▸ INSTRUCTIONS TO FOLLOW:
Gather the lines that hold the string "xlabel".

▸ DATA LINES:
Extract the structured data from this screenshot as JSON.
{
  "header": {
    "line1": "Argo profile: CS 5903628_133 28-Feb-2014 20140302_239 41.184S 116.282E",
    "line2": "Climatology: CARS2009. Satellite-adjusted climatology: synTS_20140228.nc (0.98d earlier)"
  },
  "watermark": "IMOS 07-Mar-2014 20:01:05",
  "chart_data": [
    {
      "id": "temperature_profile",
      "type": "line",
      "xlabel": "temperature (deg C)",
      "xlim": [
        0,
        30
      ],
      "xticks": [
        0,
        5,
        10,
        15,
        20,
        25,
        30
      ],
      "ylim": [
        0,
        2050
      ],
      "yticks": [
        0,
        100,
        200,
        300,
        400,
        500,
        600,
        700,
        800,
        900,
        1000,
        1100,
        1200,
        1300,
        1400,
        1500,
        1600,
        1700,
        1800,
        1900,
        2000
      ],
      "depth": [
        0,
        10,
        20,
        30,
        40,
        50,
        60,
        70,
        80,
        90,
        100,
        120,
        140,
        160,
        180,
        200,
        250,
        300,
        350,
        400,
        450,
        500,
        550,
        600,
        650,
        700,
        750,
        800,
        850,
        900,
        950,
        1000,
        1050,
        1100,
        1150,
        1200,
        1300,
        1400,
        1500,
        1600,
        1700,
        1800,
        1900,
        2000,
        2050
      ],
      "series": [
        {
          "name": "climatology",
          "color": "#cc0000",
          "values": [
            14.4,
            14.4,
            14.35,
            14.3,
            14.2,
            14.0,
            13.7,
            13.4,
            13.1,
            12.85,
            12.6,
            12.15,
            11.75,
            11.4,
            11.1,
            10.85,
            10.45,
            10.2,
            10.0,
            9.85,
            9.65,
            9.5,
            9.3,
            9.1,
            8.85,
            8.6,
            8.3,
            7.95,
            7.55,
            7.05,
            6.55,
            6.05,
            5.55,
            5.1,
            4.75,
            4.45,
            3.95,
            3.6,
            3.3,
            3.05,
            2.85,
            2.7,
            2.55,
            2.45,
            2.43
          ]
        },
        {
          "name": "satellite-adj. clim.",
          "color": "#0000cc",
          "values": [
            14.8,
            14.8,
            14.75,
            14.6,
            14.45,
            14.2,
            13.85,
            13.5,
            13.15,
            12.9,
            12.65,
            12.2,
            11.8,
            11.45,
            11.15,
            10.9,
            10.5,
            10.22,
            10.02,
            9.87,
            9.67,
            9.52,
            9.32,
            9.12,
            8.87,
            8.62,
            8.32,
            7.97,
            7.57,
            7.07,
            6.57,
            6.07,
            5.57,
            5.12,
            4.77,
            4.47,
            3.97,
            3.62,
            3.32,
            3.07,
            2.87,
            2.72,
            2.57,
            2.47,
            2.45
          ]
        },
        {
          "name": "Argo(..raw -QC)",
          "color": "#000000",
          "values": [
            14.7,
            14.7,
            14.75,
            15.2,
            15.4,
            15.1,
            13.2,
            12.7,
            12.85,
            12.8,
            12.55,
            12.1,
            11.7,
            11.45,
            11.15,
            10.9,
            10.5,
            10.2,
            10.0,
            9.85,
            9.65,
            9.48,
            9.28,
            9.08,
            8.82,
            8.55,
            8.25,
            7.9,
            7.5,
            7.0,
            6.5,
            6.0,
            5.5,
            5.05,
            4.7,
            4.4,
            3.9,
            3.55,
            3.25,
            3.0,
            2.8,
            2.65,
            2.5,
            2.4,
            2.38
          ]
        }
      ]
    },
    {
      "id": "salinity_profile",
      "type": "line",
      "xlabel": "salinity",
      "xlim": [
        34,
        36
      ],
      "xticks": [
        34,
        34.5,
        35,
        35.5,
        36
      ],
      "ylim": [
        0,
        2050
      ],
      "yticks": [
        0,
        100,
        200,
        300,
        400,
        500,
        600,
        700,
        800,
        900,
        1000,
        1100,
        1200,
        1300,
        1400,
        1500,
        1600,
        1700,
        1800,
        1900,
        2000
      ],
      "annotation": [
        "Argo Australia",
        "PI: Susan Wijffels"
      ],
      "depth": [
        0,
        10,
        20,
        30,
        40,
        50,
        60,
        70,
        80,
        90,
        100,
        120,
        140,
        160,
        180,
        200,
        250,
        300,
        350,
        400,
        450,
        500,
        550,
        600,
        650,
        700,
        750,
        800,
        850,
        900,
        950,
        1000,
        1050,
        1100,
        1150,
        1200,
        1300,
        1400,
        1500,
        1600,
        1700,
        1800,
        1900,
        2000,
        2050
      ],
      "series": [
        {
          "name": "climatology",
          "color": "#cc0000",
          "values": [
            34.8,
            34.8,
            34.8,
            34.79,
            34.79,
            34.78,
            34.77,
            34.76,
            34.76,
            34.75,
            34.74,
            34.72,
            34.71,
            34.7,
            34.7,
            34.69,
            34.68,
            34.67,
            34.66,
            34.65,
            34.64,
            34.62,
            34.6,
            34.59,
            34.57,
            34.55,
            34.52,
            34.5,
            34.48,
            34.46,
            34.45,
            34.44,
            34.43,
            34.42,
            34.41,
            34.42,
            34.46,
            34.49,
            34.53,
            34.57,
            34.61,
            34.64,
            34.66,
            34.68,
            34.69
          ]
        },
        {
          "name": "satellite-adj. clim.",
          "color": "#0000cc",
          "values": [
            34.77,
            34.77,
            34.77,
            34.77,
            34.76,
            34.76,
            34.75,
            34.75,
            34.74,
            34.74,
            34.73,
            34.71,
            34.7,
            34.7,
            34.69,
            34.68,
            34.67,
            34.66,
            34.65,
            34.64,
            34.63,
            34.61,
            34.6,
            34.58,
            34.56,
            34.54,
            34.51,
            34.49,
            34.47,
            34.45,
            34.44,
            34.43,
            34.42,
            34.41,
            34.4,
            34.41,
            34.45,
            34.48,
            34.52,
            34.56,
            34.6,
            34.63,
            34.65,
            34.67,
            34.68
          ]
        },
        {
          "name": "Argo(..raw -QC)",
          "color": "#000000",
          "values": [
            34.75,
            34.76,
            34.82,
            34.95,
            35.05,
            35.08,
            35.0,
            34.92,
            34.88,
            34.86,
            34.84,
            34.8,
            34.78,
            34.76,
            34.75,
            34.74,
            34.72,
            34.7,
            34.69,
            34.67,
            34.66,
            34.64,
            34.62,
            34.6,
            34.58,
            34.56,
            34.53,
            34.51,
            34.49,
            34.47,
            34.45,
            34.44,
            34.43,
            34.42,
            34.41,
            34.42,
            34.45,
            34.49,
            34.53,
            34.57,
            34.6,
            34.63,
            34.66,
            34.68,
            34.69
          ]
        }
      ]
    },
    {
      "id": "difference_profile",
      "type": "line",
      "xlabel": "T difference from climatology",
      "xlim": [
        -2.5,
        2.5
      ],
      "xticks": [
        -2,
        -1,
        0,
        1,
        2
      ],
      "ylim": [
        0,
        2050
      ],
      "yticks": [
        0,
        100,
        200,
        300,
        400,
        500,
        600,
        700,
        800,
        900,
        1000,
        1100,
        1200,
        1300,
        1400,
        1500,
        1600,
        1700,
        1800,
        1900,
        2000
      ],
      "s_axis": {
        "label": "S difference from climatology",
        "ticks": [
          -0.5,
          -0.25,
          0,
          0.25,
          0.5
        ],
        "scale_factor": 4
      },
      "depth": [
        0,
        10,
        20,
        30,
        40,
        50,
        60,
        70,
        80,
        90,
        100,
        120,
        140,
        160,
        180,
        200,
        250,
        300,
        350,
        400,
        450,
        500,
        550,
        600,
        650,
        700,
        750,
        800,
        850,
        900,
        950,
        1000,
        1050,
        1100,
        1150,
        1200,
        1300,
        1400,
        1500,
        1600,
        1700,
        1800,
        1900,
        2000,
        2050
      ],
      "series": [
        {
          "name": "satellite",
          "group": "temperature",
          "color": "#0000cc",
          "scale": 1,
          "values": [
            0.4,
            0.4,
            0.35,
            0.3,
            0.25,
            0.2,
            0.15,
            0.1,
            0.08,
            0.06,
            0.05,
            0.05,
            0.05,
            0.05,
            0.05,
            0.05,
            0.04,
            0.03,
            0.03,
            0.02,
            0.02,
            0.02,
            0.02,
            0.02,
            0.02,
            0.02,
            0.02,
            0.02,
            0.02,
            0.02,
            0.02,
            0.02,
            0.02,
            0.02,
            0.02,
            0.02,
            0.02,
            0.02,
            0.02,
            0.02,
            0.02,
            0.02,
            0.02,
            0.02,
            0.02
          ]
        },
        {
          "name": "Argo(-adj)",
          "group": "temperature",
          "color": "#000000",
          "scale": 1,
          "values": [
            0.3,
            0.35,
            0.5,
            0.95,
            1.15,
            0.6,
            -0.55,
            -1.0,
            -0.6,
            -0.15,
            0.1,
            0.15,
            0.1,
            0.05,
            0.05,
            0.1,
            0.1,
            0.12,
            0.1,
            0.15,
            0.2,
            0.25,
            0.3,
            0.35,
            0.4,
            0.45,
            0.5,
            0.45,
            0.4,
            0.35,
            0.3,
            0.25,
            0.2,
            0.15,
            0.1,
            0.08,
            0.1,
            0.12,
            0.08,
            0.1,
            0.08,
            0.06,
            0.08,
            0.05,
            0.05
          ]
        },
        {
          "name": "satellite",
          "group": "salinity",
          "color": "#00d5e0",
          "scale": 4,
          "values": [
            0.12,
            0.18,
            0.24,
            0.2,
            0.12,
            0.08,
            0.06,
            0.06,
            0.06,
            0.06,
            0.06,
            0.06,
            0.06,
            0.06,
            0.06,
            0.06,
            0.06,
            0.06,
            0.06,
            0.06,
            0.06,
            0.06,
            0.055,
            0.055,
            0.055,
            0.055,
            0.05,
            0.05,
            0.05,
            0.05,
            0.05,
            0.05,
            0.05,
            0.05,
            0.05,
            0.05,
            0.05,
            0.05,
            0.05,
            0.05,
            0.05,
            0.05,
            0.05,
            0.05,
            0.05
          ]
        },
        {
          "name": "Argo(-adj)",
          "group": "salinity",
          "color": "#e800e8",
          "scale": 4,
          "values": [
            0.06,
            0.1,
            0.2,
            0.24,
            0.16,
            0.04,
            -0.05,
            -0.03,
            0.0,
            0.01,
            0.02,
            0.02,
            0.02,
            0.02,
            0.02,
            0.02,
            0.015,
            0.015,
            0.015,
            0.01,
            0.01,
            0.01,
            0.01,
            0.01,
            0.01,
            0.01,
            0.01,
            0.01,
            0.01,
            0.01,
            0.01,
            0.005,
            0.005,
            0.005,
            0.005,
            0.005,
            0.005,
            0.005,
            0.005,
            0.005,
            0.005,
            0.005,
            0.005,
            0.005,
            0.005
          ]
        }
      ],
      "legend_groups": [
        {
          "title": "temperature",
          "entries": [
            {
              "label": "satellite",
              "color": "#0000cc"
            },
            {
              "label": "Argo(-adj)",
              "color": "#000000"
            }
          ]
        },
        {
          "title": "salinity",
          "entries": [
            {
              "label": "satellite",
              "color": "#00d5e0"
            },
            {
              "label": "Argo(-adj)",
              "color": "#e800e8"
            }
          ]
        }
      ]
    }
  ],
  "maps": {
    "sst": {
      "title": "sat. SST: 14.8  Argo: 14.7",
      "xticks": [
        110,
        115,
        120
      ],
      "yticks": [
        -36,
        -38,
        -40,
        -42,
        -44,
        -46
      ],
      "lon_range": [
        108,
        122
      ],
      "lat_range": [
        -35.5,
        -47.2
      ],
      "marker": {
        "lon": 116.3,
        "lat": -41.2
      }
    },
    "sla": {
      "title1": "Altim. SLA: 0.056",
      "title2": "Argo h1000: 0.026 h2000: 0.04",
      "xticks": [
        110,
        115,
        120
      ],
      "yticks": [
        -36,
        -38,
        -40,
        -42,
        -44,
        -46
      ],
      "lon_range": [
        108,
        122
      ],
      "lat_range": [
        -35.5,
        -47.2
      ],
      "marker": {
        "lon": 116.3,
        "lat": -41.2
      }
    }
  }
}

▸ ANSWER:
      "xlabel": "temperature (deg C)",
      "xlabel": "salinity",
      "xlabel": "T difference from climatology",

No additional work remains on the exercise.